╭─ Document section

Jamie Little (born April 9, 1978) is an American pit reporter for NASCAR coverage on Fox. Little is a former pit reporter for ESPN/ABC coverage of the Indy Racing League, although she returned to her pit reporting duty for the 2007 and 2008 Indianapolis 500 as well as the 2013 Firestone 550, and NASCAR on ESPN. Little joined ESPN in 1998 and covered both the Winter and Summer X Games. She is well known among the motocross and extreme sports community for being a pit reporter on ESPN's Motoworld program. Little won the 2008 Toyota Pro/Celebrity Race, edging out Craftsman Truck Series champion Mike Skinner by 0.324 seconds.

Little returned to the Winter X Games in January 2010, covering the Snowmobile Motocross. She also returned to her hosting duties for ESPN's second annual New Years, No Limits special on New Year's Eve.

╰─
╭─ Dataset content

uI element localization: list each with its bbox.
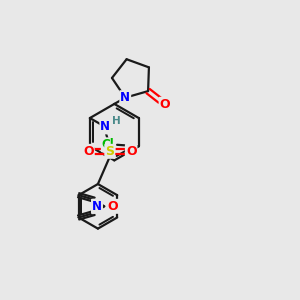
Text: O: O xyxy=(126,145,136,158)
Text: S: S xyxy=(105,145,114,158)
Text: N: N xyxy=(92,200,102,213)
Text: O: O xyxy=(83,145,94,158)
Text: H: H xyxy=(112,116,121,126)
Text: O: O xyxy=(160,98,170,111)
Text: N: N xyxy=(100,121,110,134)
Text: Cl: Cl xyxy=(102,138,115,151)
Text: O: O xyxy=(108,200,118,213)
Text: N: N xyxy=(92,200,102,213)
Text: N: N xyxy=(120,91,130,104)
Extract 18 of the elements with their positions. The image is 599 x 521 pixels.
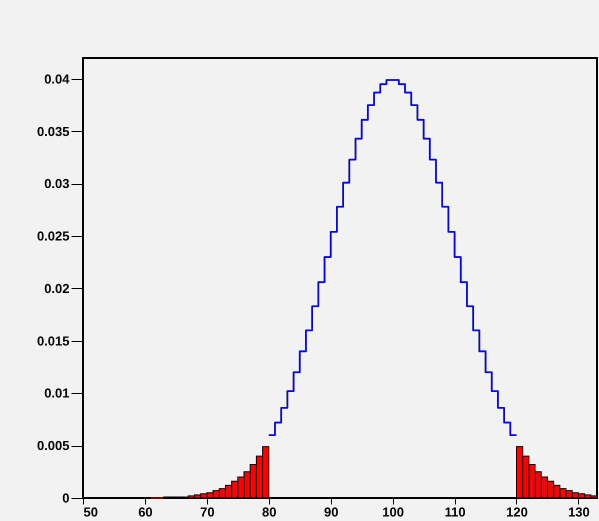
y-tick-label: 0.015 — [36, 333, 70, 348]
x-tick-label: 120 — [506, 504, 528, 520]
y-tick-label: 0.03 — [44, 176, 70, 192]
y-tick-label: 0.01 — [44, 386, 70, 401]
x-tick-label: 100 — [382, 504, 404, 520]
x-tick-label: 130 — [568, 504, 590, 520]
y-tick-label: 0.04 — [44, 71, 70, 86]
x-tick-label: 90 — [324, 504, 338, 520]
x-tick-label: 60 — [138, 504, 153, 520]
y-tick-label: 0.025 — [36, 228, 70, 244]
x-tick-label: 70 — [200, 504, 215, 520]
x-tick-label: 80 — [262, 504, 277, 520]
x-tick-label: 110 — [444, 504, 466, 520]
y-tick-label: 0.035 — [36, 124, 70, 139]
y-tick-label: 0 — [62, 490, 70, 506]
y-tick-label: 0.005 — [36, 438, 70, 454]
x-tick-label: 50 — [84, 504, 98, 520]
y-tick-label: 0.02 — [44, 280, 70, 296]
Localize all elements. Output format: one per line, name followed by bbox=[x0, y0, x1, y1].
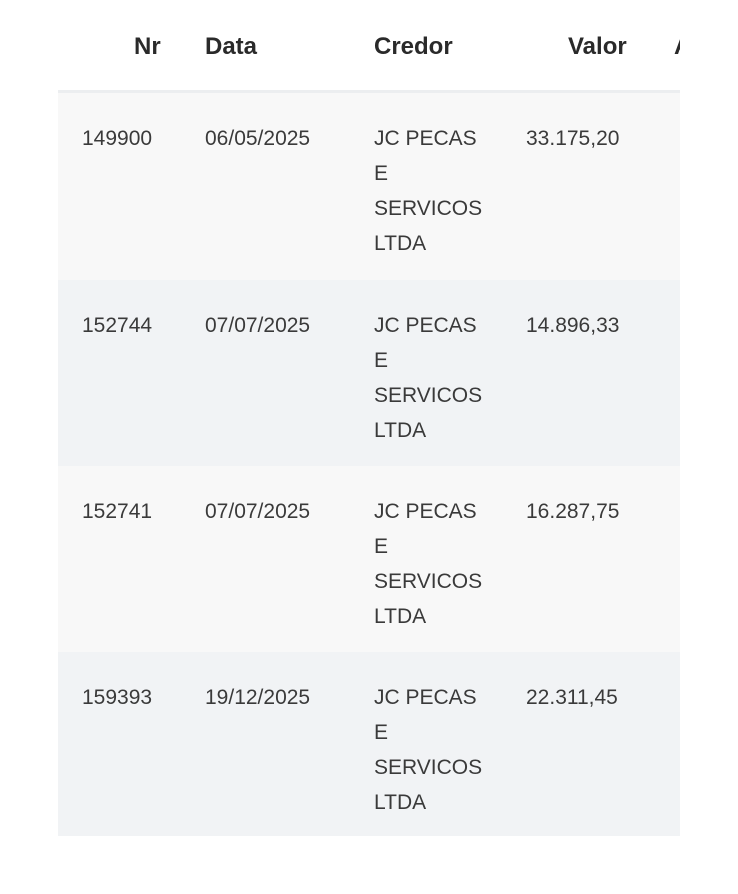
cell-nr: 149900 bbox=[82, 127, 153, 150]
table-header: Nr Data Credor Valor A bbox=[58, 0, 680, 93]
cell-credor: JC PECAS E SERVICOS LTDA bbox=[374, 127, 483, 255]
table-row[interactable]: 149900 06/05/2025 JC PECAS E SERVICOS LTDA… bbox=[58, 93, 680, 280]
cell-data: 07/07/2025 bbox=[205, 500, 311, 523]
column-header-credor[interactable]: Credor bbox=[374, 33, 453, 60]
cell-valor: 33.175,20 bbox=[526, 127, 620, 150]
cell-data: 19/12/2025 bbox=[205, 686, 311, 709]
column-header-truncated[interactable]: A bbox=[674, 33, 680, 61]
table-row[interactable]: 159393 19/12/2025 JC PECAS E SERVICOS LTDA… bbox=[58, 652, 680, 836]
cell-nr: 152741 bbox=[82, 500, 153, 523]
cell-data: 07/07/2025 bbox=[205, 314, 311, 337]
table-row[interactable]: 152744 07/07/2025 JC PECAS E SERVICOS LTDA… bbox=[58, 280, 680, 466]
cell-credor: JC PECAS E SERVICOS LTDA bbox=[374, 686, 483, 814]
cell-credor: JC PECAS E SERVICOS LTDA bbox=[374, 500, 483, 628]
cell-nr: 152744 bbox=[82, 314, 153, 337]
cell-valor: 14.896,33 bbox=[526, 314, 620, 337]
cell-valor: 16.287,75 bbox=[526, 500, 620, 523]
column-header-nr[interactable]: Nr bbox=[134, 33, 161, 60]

╰─

# Task requirements
• A. According to the Jamie Little profile, by what margin did she beat Mike Skinner in the 2008 Toyota Pro/Celebrity Race?
• B. Carry the Jamie Little profile further, picking up right after its final sentence.
The material plays no part in what follows.

# Answers in order
• A. 0.324 seconds

• B.
On September 25, 2014, it was announced that Little would move to Fox Sports beginning in January 2015 to serve as a pit reporter for NASCAR Cup Series,  Xfinity Series and Camping World Truck Series races.

In 2021, Little began serving as the lead play-by-play announcer for Fox Sports' coverage of the ARCA Menards Series. She is the first woman to be the lead television play-by-play announcer for a national motorsports series.

Personal life
Little is a 2001 graduate of San Diego State University. Attended Greenspun Junior High School and graduated 8th grade in 1992. Attended Green Valley High School.

In December 2010, Little married Cody Selman in La Jolla, California. On August 9, 2012, she gave birth to a boy, Carter Wayne Selman. On October 24, 2016, Jamie and Cody welcomed Sierra Lynn Selman, the couple's 2nd born child.

Selman & Little own two Jimmy John's franchises in Las Vegas.

Little and her family live in Carmel, Indiana.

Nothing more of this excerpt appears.